*** PROVIDED RECORDS

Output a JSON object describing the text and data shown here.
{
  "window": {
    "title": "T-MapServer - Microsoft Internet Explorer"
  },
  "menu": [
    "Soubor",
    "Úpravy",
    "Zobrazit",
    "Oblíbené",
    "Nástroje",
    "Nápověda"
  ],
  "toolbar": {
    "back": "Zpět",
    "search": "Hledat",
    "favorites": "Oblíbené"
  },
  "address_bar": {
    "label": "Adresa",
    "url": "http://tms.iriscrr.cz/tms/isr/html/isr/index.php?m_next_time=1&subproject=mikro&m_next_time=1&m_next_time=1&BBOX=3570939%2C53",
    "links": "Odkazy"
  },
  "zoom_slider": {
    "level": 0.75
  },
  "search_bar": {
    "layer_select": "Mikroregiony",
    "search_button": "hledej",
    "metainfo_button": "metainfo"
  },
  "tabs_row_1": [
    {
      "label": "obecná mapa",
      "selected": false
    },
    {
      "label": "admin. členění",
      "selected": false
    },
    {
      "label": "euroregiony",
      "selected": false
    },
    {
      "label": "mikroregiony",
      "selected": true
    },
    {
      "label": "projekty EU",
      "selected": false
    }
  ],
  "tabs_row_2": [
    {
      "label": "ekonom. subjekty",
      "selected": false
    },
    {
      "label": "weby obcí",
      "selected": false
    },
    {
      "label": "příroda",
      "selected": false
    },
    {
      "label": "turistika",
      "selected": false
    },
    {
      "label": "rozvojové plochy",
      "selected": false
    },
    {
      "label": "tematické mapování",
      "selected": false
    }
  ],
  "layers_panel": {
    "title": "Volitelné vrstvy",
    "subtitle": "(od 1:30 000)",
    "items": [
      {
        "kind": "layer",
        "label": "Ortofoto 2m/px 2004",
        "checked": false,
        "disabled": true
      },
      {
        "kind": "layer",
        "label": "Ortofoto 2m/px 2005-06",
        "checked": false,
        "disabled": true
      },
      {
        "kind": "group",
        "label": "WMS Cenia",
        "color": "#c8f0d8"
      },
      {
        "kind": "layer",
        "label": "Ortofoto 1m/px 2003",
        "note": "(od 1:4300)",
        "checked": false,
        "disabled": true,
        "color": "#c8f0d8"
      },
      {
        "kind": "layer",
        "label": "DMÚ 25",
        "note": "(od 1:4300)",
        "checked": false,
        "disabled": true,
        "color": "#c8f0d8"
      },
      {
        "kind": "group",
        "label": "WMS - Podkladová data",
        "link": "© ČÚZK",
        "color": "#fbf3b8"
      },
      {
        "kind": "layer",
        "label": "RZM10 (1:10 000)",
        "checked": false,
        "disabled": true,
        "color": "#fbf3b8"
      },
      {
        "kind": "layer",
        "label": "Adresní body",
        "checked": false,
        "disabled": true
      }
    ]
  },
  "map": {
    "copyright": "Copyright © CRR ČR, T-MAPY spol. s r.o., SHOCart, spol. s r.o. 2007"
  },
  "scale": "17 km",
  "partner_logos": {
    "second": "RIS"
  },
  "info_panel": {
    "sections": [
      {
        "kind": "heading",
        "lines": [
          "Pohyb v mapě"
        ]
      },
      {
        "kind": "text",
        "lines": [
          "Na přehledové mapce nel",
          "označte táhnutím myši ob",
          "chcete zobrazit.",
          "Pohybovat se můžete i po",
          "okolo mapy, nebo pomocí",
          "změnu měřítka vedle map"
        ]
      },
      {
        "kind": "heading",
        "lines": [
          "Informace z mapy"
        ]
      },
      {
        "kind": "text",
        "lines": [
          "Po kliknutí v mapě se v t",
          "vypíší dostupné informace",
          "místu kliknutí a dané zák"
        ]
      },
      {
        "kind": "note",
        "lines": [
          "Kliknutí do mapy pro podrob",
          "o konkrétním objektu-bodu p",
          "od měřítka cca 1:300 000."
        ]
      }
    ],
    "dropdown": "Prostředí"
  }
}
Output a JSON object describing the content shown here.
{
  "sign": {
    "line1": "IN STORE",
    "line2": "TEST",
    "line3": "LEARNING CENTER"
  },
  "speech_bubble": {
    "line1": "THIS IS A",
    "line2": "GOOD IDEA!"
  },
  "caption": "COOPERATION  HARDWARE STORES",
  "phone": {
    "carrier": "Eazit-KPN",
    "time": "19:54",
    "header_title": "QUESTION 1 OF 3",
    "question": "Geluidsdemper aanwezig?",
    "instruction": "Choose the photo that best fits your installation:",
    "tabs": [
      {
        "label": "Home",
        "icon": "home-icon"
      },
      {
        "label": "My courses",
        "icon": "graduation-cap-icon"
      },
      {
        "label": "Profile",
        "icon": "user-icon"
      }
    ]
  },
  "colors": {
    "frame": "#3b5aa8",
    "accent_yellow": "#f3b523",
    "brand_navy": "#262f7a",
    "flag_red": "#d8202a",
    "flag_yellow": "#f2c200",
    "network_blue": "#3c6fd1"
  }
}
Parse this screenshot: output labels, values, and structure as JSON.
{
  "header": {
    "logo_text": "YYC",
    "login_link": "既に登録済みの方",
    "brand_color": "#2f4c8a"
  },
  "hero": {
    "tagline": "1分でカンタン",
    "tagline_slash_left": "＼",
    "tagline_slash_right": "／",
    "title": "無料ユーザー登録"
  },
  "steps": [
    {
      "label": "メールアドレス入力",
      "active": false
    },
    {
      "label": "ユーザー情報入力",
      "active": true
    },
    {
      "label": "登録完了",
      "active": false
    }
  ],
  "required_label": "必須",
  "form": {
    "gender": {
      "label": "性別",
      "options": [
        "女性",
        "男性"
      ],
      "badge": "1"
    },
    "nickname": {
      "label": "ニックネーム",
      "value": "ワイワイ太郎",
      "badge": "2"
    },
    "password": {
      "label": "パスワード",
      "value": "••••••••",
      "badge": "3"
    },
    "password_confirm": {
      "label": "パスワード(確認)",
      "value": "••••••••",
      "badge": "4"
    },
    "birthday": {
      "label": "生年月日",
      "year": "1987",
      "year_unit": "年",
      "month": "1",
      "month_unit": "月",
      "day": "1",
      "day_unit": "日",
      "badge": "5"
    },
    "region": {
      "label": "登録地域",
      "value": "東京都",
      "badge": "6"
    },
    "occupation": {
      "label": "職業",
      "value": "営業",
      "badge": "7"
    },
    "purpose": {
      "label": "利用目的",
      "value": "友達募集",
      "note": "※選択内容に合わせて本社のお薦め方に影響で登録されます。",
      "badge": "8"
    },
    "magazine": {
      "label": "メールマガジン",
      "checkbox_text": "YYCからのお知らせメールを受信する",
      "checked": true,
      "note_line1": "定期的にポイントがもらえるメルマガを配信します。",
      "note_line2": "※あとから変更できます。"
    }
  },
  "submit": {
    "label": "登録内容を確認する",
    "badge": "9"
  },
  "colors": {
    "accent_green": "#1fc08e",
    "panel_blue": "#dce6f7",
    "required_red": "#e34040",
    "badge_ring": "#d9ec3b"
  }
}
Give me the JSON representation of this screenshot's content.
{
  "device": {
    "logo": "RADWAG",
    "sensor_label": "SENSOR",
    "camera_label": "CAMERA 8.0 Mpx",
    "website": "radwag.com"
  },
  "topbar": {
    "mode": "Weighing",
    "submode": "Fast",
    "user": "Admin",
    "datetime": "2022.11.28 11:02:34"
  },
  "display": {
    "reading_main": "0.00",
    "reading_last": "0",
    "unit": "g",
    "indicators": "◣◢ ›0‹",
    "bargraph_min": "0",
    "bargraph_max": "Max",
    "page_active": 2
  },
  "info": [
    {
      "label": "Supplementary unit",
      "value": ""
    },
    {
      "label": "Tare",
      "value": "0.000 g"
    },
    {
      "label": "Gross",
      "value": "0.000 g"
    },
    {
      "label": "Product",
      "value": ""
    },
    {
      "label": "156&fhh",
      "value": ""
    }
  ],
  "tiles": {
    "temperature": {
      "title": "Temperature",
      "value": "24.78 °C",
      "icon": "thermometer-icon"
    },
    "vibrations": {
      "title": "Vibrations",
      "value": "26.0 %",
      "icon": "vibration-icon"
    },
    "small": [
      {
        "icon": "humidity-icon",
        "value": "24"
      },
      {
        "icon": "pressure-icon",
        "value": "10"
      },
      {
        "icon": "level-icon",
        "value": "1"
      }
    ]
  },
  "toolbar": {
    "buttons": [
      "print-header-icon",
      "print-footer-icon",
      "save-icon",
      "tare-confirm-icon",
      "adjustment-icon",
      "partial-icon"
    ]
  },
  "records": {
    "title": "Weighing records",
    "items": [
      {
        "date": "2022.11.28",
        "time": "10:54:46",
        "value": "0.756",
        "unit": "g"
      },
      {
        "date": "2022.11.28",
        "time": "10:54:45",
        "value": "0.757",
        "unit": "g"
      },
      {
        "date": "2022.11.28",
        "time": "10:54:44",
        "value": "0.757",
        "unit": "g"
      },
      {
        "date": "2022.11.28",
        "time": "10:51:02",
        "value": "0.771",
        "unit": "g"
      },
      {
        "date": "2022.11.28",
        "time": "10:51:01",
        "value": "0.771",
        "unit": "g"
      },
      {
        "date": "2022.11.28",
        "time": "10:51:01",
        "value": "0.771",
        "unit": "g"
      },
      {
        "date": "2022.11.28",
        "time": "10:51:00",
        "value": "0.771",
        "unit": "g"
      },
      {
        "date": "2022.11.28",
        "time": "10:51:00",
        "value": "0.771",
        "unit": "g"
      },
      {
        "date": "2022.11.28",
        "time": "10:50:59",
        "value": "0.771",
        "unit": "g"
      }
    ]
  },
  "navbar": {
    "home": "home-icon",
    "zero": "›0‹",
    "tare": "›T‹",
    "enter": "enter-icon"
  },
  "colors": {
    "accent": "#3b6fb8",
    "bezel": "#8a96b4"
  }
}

******

Copy every line of the data that holds the string "describing".

EXERCISE RESULT.
Output a JSON object describing the text and data shown here.
Output a JSON object describing the content shown here.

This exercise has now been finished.